| Required work |
Write out exactly the lines running from the one that contains "Extract all readable text from this page." through the end of the material.

| Records from a dataset |
>> Start
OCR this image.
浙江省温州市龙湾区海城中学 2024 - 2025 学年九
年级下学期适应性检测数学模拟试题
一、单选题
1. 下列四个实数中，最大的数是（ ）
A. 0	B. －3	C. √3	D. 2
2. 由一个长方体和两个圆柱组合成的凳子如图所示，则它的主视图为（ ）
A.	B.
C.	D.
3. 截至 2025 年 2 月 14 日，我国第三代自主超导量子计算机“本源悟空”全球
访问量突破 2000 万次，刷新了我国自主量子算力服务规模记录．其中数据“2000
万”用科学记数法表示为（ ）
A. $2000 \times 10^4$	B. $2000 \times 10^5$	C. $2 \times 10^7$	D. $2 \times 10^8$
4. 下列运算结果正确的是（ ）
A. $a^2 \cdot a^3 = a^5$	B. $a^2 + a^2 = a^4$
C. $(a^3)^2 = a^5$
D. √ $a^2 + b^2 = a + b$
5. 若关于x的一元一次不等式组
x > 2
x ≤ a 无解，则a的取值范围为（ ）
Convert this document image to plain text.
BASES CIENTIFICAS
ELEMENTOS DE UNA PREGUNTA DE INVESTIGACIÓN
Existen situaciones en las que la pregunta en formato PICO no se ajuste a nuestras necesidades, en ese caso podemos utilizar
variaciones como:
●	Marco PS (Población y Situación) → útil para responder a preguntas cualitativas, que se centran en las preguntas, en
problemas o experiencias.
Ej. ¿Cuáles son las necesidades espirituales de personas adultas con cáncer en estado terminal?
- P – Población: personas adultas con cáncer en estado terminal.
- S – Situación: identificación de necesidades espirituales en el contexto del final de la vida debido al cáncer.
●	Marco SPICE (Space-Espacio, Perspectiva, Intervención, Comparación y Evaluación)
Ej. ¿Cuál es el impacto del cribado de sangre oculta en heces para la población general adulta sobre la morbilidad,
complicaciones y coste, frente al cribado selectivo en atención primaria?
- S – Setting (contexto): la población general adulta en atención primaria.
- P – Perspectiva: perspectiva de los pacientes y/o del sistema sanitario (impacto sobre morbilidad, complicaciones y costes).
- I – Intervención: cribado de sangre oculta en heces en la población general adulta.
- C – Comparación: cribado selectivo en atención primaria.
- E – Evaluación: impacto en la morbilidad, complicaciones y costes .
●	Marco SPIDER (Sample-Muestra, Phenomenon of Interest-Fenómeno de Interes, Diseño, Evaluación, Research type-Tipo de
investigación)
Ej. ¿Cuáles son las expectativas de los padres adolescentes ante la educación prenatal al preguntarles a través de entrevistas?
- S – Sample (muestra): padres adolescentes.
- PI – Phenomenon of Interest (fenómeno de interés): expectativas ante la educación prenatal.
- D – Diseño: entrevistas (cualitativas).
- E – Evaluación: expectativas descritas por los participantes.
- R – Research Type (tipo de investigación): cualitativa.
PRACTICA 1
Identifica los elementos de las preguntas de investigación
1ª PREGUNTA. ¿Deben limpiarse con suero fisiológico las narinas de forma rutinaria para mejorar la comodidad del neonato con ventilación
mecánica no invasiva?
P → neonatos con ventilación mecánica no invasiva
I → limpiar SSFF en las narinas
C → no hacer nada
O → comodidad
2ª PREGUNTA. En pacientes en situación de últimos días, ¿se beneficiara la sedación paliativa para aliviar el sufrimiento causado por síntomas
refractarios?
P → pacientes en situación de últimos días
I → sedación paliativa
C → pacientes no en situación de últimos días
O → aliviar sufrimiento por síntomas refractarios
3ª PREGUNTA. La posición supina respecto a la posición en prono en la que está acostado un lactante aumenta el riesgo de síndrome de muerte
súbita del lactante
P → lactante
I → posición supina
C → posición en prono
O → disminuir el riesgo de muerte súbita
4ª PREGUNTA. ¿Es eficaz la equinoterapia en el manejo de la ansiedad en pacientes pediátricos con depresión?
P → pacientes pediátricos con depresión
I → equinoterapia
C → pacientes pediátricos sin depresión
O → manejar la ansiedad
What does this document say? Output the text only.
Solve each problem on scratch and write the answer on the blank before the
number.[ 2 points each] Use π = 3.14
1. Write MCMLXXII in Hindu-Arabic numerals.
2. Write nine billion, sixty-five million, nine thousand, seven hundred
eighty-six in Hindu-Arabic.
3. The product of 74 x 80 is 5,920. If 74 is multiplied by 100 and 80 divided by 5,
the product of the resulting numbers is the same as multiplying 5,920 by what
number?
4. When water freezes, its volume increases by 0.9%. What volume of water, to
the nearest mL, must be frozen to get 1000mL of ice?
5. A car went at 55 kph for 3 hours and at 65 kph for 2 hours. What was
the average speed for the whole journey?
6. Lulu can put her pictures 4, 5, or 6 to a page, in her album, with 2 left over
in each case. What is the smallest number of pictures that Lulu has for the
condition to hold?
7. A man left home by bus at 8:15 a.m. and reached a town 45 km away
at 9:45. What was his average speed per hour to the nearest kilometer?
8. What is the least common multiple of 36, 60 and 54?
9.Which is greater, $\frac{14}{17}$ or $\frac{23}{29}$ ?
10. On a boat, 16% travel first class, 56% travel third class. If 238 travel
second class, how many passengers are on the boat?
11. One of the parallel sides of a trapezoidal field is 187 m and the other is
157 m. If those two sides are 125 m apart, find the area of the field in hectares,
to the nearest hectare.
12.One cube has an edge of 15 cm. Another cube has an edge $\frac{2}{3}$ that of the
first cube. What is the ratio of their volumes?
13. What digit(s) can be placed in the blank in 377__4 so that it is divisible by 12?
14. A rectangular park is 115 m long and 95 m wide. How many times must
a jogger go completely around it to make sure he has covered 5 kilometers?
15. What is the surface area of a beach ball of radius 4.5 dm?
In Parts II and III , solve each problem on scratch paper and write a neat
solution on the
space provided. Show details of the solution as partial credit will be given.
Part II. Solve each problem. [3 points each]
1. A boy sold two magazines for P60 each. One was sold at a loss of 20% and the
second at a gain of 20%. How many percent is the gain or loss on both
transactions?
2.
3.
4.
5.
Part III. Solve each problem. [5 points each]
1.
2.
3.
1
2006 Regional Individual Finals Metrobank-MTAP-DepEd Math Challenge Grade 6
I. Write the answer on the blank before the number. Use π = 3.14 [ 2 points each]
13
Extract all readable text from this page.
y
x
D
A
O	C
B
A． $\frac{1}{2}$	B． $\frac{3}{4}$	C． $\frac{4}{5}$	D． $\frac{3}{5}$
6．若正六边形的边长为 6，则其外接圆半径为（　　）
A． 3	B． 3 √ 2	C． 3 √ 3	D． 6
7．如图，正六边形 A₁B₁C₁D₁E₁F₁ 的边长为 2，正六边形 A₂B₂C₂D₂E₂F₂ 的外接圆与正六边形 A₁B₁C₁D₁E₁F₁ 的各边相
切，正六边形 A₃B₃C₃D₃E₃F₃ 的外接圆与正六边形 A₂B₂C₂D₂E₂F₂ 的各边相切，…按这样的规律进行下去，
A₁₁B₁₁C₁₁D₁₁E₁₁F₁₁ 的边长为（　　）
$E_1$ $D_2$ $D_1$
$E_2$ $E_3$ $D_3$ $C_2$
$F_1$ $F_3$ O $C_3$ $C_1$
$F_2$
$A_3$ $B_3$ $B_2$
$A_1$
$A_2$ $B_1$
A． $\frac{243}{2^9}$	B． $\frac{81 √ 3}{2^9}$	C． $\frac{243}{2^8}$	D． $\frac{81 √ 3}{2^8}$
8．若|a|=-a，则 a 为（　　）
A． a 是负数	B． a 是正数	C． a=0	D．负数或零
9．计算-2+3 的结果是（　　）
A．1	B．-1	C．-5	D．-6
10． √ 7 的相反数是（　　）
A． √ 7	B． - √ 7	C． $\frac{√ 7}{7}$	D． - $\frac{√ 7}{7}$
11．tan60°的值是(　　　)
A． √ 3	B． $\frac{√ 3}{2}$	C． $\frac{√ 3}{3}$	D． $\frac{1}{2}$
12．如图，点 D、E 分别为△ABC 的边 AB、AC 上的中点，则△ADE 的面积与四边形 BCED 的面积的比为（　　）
>> End
| The solution |
Extract all readable text from this page.
y
x
D
A
O	C
B
A． $\frac{1}{2}$	B． $\frac{3}{4}$	C． $\frac{4}{5}$	D． $\frac{3}{5}$
6．若正六边形的边长为 6，则其外接圆半径为（　　）
A． 3	B． 3 √ 2	C． 3 √ 3	D． 6
7．如图，正六边形 A₁B₁C₁D₁E₁F₁ 的边长为 2，正六边形 A₂B₂C₂D₂E₂F₂ 的外接圆与正六边形 A₁B₁C₁D₁E₁F₁ 的各边相
切，正六边形 A₃B₃C₃D₃E₃F₃ 的外接圆与正六边形 A₂B₂C₂D₂E₂F₂ 的各边相切，…按这样的规律进行下去，
A₁₁B₁₁C₁₁D₁₁E₁₁F₁₁ 的边长为（　　）
$E_1$ $D_2$ $D_1$
$E_2$ $E_3$ $D_3$ $C_2$
$F_1$ $F_3$ O $C_3$ $C_1$
$F_2$
$A_3$ $B_3$ $B_2$
$A_1$
$A_2$ $B_1$
A． $\frac{243}{2^9}$	B． $\frac{81 √ 3}{2^9}$	C． $\frac{243}{2^8}$	D． $\frac{81 √ 3}{2^8}$
8．若|a|=-a，则 a 为（　　）
A． a 是负数	B． a 是正数	C． a=0	D．负数或零
9．计算-2+3 的结果是（　　）
A．1	B．-1	C．-5	D．-6
10． √ 7 的相反数是（　　）
A． √ 7	B． - √ 7	C． $\frac{√ 7}{7}$	D． - $\frac{√ 7}{7}$
11．tan60°的值是(　　　)
A． √ 3	B． $\frac{√ 3}{2}$	C． $\frac{√ 3}{3}$	D． $\frac{1}{2}$
12．如图，点 D、E 分别为△ABC 的边 AB、AC 上的中点，则△ADE 的面积与四边形 BCED 的面积的比为（　　）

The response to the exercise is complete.